(Source data)
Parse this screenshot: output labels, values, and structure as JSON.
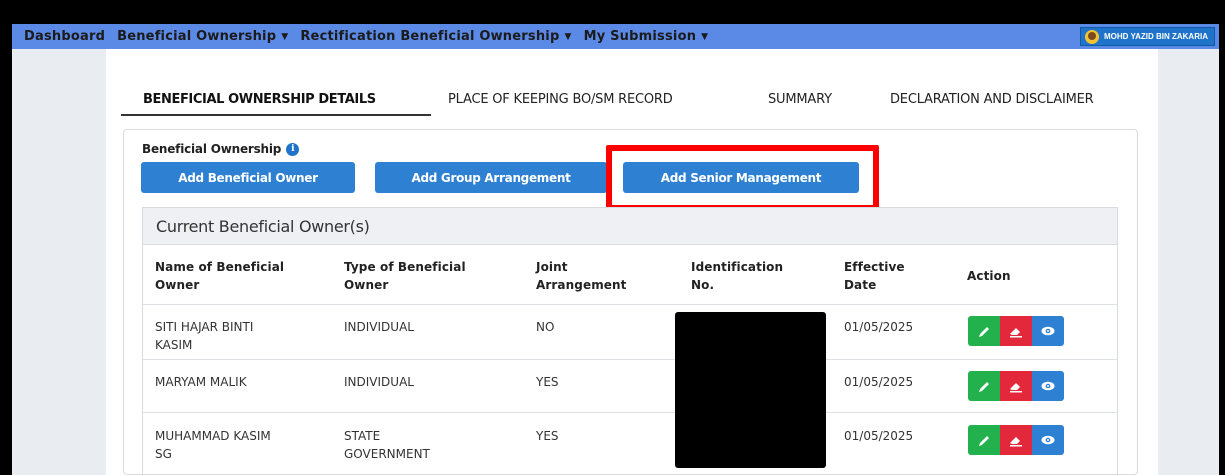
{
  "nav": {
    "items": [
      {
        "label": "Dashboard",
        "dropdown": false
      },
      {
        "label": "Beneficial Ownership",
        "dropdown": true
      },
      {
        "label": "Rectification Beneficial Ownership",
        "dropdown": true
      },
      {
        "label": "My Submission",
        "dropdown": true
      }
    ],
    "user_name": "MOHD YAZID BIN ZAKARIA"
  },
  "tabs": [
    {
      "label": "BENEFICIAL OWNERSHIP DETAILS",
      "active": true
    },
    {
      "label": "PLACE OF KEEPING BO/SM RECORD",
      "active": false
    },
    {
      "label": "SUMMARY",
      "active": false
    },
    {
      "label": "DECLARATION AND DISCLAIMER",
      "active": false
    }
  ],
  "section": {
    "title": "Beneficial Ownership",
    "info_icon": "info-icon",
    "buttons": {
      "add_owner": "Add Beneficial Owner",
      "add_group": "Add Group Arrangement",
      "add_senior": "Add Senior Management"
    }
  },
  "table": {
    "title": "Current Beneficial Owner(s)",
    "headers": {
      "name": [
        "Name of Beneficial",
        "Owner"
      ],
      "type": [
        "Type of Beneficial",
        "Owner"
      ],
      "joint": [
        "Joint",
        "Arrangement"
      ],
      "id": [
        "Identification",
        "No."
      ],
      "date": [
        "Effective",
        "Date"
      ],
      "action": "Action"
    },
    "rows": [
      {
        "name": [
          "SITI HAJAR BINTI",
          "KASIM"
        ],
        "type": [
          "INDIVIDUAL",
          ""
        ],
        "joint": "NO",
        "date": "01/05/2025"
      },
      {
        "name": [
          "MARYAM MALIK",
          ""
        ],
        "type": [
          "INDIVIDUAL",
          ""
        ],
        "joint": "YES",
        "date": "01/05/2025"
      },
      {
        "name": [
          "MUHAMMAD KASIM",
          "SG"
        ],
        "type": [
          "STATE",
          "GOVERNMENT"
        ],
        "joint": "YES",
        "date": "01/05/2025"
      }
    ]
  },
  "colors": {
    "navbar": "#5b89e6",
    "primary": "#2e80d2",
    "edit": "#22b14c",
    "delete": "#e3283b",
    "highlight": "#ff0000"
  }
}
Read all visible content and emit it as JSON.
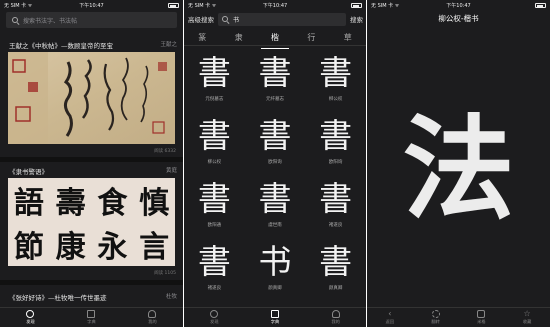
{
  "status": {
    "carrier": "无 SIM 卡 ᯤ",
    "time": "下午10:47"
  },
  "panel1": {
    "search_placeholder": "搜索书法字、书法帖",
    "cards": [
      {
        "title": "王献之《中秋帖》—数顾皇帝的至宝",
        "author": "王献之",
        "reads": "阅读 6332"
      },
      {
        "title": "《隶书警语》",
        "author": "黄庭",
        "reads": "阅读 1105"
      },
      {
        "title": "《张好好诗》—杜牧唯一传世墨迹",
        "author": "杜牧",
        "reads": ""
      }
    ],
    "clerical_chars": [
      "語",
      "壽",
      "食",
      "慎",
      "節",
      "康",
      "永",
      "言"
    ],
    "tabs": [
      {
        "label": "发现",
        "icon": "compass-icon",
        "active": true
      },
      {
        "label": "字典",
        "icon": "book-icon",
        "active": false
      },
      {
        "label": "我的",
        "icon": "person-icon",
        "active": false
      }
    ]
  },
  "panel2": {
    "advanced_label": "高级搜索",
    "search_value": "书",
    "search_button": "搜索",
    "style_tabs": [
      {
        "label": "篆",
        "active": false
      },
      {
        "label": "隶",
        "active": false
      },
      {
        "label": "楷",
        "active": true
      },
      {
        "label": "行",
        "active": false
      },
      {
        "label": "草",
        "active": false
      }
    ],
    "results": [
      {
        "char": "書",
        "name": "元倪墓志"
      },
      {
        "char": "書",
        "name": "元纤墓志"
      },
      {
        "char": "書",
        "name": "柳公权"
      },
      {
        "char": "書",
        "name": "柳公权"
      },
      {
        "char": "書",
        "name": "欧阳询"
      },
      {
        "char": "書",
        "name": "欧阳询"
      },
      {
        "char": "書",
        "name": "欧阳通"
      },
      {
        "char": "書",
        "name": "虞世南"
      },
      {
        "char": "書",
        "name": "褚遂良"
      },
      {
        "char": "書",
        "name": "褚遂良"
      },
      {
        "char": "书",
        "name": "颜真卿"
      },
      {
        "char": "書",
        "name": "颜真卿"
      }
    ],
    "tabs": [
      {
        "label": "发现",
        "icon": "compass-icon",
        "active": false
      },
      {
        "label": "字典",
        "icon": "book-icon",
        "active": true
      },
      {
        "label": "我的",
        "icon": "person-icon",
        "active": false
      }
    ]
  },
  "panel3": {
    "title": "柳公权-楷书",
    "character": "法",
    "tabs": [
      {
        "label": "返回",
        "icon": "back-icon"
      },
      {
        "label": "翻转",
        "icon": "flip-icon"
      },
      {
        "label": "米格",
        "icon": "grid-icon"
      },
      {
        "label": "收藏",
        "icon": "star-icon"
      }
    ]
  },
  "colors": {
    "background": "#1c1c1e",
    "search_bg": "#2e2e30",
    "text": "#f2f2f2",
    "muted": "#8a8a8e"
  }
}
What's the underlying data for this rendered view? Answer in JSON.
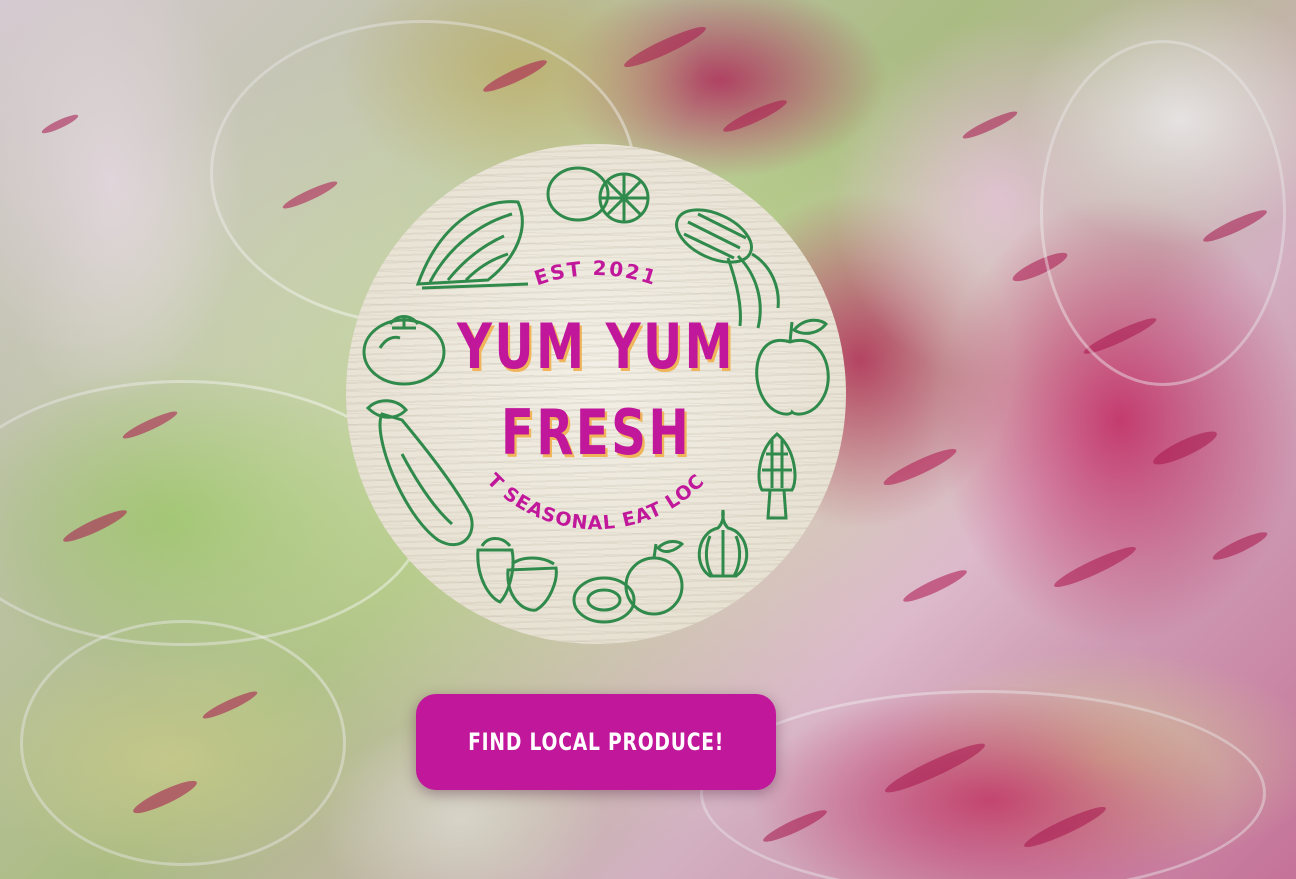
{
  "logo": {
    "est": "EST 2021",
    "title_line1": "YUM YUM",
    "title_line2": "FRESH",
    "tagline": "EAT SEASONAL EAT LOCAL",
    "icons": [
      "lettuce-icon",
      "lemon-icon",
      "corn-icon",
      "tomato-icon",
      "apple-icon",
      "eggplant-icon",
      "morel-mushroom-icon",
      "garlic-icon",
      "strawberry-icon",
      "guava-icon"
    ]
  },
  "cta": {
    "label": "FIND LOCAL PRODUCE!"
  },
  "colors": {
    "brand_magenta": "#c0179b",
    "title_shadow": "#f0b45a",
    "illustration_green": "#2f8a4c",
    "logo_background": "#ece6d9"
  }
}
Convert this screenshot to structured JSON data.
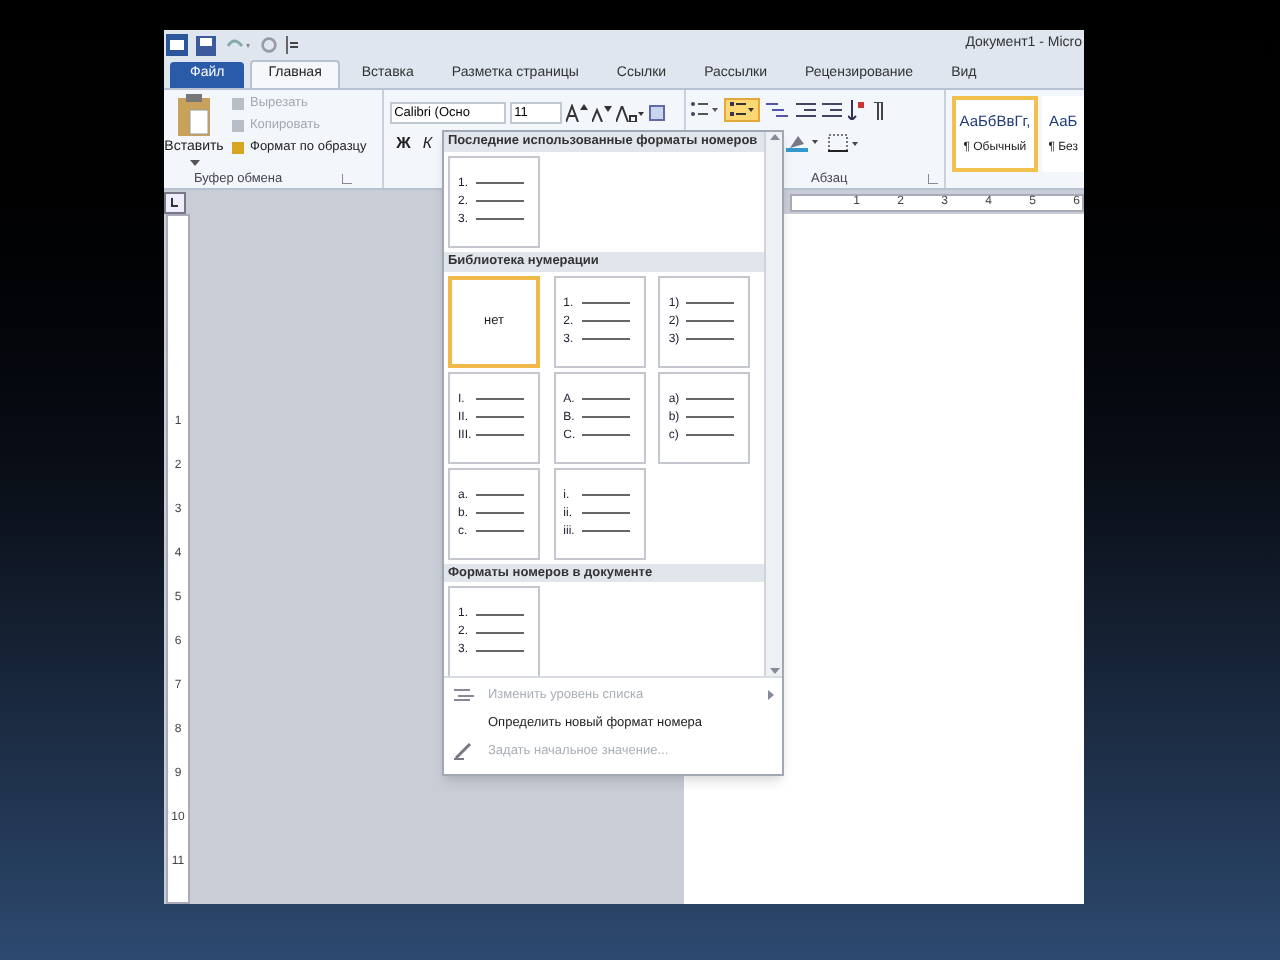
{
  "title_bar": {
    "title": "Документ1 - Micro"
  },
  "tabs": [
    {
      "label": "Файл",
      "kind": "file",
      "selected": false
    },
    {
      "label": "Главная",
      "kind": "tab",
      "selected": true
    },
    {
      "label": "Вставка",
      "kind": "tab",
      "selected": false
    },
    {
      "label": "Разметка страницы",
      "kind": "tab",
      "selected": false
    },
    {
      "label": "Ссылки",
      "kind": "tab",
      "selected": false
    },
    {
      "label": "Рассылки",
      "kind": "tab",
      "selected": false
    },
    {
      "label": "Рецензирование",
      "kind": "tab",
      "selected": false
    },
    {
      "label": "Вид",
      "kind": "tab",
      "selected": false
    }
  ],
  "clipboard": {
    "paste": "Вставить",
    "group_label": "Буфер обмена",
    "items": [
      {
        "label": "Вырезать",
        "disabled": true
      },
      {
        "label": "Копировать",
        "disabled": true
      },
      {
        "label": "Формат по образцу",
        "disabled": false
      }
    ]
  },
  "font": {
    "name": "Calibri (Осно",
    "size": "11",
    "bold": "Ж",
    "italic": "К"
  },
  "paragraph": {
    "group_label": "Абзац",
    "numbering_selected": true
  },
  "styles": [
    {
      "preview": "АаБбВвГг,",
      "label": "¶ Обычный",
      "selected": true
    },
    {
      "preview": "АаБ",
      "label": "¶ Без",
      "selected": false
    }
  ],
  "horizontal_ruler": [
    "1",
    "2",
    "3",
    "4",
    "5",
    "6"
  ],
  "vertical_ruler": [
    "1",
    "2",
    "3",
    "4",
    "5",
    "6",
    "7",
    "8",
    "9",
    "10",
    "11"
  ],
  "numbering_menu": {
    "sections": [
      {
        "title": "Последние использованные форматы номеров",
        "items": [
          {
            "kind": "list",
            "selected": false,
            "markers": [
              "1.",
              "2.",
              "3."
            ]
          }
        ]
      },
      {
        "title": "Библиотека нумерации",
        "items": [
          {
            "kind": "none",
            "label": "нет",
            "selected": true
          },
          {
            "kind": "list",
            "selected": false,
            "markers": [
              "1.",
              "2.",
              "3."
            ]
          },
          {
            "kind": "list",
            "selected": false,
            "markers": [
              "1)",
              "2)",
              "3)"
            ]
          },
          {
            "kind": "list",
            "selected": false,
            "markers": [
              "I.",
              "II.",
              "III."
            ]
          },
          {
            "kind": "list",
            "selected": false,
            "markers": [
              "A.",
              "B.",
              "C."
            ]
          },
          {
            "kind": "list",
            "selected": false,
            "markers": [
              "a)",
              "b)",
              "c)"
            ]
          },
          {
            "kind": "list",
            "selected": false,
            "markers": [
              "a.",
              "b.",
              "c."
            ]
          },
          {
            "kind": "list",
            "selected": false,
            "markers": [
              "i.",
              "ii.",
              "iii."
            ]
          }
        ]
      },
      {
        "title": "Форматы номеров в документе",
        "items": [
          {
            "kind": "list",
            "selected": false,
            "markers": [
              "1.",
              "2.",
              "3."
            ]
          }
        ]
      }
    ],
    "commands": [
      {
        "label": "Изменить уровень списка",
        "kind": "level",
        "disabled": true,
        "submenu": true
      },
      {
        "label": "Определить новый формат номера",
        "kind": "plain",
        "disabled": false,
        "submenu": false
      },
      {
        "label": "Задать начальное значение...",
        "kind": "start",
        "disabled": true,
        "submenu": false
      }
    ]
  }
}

▶ [Exercise]
Locate the word "номеров" in the entries, and copy every line where it is found.

▶ [Solution for this problem]
        "title": "Последние использованные форматы номеров",
        "title": "Форматы номеров в документе",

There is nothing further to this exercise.